#### GIVEN PROBLEM:
Keep only those lines of the records that include the string "area".

Dataset excerpt:
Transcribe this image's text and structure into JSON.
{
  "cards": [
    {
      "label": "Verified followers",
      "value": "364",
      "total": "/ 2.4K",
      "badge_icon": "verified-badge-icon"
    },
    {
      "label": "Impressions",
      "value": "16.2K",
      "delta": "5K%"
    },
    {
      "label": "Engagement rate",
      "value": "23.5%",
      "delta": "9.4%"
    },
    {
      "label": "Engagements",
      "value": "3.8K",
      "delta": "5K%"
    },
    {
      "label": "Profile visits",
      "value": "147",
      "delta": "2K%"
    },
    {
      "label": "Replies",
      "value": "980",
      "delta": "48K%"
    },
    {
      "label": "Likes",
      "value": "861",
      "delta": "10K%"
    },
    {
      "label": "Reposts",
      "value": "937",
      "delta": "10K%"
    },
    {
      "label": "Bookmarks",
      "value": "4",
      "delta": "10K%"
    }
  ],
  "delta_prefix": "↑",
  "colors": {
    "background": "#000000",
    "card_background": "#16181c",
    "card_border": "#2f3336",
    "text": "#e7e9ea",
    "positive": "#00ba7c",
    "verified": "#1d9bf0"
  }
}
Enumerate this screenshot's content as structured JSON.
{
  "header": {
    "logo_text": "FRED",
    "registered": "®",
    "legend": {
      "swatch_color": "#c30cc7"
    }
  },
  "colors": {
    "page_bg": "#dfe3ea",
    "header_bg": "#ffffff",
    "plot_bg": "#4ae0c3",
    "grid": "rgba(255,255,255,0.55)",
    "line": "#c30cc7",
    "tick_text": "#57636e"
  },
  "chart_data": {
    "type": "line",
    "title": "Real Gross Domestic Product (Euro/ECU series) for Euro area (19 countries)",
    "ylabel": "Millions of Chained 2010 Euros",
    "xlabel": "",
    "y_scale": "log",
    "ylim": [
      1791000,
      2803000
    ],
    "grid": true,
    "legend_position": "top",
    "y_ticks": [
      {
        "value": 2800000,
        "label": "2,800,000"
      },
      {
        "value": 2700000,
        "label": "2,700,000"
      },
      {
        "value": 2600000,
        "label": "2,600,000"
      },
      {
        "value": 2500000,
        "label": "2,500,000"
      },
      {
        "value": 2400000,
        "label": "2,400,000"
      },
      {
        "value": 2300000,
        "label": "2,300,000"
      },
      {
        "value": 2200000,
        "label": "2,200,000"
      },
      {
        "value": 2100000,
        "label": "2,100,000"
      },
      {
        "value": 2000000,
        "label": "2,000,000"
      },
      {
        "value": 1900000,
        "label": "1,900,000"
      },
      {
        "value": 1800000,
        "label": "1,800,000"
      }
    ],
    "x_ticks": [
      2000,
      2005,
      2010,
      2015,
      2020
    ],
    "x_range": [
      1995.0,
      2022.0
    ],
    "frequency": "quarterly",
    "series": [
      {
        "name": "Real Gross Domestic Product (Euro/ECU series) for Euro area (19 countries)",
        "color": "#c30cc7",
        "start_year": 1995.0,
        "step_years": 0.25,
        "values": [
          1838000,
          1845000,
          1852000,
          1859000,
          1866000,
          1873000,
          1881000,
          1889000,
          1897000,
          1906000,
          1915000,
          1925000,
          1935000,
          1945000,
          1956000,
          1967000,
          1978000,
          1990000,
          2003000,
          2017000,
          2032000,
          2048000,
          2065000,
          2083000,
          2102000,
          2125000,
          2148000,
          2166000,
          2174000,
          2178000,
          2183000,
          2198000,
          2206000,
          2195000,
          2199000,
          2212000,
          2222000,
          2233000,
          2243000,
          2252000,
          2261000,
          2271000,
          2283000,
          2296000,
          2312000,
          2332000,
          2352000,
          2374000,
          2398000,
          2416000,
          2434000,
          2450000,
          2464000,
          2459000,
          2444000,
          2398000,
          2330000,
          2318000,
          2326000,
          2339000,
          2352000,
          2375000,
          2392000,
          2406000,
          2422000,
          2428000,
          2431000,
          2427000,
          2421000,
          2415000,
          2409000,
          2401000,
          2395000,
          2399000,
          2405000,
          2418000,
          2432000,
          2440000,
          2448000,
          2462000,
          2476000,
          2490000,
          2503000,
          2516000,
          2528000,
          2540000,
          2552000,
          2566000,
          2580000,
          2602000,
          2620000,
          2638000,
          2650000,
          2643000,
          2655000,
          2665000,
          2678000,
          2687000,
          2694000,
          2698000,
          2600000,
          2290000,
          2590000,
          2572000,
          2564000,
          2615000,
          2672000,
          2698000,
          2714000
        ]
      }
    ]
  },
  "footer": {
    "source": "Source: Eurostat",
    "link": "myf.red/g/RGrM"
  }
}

#### EXERCISE RESULT:
    "title": "Real Gross Domestic Product (Euro/ECU series) for Euro area (19 countries)",
        "name": "Real Gross Domestic Product (Euro/ECU series) for Euro area (19 countries)",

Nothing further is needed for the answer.